Exercise
Each record is to be transcribed in full and exactly.

--- Dataset content Enclosed Below ---

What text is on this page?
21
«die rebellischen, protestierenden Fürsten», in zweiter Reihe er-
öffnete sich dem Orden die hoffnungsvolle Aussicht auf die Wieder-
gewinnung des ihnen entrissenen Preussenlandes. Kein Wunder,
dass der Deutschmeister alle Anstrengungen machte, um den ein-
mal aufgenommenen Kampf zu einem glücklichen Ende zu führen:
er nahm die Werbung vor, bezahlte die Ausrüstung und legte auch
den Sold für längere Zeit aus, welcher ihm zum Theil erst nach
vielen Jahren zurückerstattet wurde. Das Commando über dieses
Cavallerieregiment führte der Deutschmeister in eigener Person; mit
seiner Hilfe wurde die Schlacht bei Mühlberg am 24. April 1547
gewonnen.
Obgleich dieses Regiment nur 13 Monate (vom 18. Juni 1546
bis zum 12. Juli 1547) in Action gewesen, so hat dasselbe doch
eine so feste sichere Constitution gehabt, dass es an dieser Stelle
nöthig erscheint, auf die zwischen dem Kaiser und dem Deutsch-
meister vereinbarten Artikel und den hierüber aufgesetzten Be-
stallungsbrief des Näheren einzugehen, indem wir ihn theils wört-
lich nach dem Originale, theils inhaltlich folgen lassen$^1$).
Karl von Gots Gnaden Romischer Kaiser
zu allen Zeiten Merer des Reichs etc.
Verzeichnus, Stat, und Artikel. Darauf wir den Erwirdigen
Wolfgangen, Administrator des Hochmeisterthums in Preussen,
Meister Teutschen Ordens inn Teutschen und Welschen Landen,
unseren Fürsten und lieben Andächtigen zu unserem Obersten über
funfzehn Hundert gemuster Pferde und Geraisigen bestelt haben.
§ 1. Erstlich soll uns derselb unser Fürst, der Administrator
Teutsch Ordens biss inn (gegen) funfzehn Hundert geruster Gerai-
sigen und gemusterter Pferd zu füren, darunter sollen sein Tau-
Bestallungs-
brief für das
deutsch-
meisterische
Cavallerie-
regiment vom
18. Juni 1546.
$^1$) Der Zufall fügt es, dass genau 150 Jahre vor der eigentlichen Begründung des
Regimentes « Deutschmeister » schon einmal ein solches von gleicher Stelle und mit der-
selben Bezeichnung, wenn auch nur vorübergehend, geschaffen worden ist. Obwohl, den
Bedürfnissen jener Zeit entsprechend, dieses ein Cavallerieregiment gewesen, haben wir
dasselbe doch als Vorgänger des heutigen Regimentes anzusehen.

--- End of Enclosed Dataset content ---

Reply
What text is on this page?
21
«die rebellischen, protestierenden Fürsten», in zweiter Reihe er-
öffnete sich dem Orden die hoffnungsvolle Aussicht auf die Wieder-
gewinnung des ihnen entrissenen Preussenlandes. Kein Wunder,
dass der Deutschmeister alle Anstrengungen machte, um den ein-
mal aufgenommenen Kampf zu einem glücklichen Ende zu führen:
er nahm die Werbung vor, bezahlte die Ausrüstung und legte auch
den Sold für längere Zeit aus, welcher ihm zum Theil erst nach
vielen Jahren zurückerstattet wurde. Das Commando über dieses
Cavallerieregiment führte der Deutschmeister in eigener Person; mit
seiner Hilfe wurde die Schlacht bei Mühlberg am 24. April 1547
gewonnen.
Obgleich dieses Regiment nur 13 Monate (vom 18. Juni 1546
bis zum 12. Juli 1547) in Action gewesen, so hat dasselbe doch
eine so feste sichere Constitution gehabt, dass es an dieser Stelle
nöthig erscheint, auf die zwischen dem Kaiser und dem Deutsch-
meister vereinbarten Artikel und den hierüber aufgesetzten Be-
stallungsbrief des Näheren einzugehen, indem wir ihn theils wört-
lich nach dem Originale, theils inhaltlich folgen lassen$^1$).
Karl von Gots Gnaden Romischer Kaiser
zu allen Zeiten Merer des Reichs etc.
Verzeichnus, Stat, und Artikel. Darauf wir den Erwirdigen
Wolfgangen, Administrator des Hochmeisterthums in Preussen,
Meister Teutschen Ordens inn Teutschen und Welschen Landen,
unseren Fürsten und lieben Andächtigen zu unserem Obersten über
funfzehn Hundert gemuster Pferde und Geraisigen bestelt haben.
§ 1. Erstlich soll uns derselb unser Fürst, der Administrator
Teutsch Ordens biss inn (gegen) funfzehn Hundert geruster Gerai-
sigen und gemusterter Pferd zu füren, darunter sollen sein Tau-
Bestallungs-
brief für das
deutsch-
meisterische
Cavallerie-
regiment vom
18. Juni 1546.
$^1$) Der Zufall fügt es, dass genau 150 Jahre vor der eigentlichen Begründung des
Regimentes « Deutschmeister » schon einmal ein solches von gleicher Stelle und mit der-
selben Bezeichnung, wenn auch nur vorübergehend, geschaffen worden ist. Obwohl, den
Bedürfnissen jener Zeit entsprechend, dieses ein Cavallerieregiment gewesen, haben wir
dasselbe doch als Vorgänger des heutigen Regimentes anzusehen.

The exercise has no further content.